Task goal — Each line below is to be written out in full, exactly as shown.
## BEGIN Listed entries
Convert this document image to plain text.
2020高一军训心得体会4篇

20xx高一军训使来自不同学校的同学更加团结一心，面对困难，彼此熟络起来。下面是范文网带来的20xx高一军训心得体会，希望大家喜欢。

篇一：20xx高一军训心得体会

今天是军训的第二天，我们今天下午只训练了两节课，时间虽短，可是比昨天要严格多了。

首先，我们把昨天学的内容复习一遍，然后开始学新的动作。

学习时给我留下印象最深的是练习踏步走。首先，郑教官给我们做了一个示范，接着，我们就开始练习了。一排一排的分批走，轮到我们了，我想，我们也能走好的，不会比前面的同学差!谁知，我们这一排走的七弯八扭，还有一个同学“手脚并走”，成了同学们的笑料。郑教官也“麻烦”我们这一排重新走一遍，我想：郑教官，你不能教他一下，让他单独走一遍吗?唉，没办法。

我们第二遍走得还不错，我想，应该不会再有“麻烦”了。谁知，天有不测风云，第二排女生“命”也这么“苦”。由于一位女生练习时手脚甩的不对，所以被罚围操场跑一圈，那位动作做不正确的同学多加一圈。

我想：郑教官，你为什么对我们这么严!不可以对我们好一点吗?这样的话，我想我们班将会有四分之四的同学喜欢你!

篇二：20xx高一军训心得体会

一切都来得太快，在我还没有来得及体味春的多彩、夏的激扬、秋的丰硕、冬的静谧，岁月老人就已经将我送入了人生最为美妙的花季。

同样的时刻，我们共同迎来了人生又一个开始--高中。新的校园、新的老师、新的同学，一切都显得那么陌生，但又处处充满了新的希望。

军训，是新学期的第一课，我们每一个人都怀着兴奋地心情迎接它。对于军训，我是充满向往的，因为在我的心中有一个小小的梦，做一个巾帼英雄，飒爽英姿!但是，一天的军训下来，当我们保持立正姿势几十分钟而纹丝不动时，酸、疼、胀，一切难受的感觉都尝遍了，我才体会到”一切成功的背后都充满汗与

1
## END Listed entries
Written response —
Convert this document image to plain text.
2020高一军训心得体会4篇

20xx高一军训使来自不同学校的同学更加团结一心，面对困难，彼此熟络起来。下面是范文网带来的20xx高一军训心得体会，希望大家喜欢。

篇一：20xx高一军训心得体会

今天是军训的第二天，我们今天下午只训练了两节课，时间虽短，可是比昨天要严格多了。

首先，我们把昨天学的内容复习一遍，然后开始学新的动作。

学习时给我留下印象最深的是练习踏步走。首先，郑教官给我们做了一个示范，接着，我们就开始练习了。一排一排的分批走，轮到我们了，我想，我们也能走好的，不会比前面的同学差!谁知，我们这一排走的七弯八扭，还有一个同学“手脚并走”，成了同学们的笑料。郑教官也“麻烦”我们这一排重新走一遍，我想：郑教官，你不能教他一下，让他单独走一遍吗?唉，没办法。

我们第二遍走得还不错，我想，应该不会再有“麻烦”了。谁知，天有不测风云，第二排女生“命”也这么“苦”。由于一位女生练习时手脚甩的不对，所以被罚围操场跑一圈，那位动作做不正确的同学多加一圈。

我想：郑教官，你为什么对我们这么严!不可以对我们好一点吗?这样的话，我想我们班将会有四分之四的同学喜欢你!

篇二：20xx高一军训心得体会

一切都来得太快，在我还没有来得及体味春的多彩、夏的激扬、秋的丰硕、冬的静谧，岁月老人就已经将我送入了人生最为美妙的花季。

同样的时刻，我们共同迎来了人生又一个开始--高中。新的校园、新的老师、新的同学，一切都显得那么陌生，但又处处充满了新的希望。

军训，是新学期的第一课，我们每一个人都怀着兴奋地心情迎接它。对于军训，我是充满向往的，因为在我的心中有一个小小的梦，做一个巾帼英雄，飒爽英姿!但是，一天的军训下来，当我们保持立正姿势几十分钟而纹丝不动时，酸、疼、胀，一切难受的感觉都尝遍了，我才体会到”一切成功的背后都充满汗与

1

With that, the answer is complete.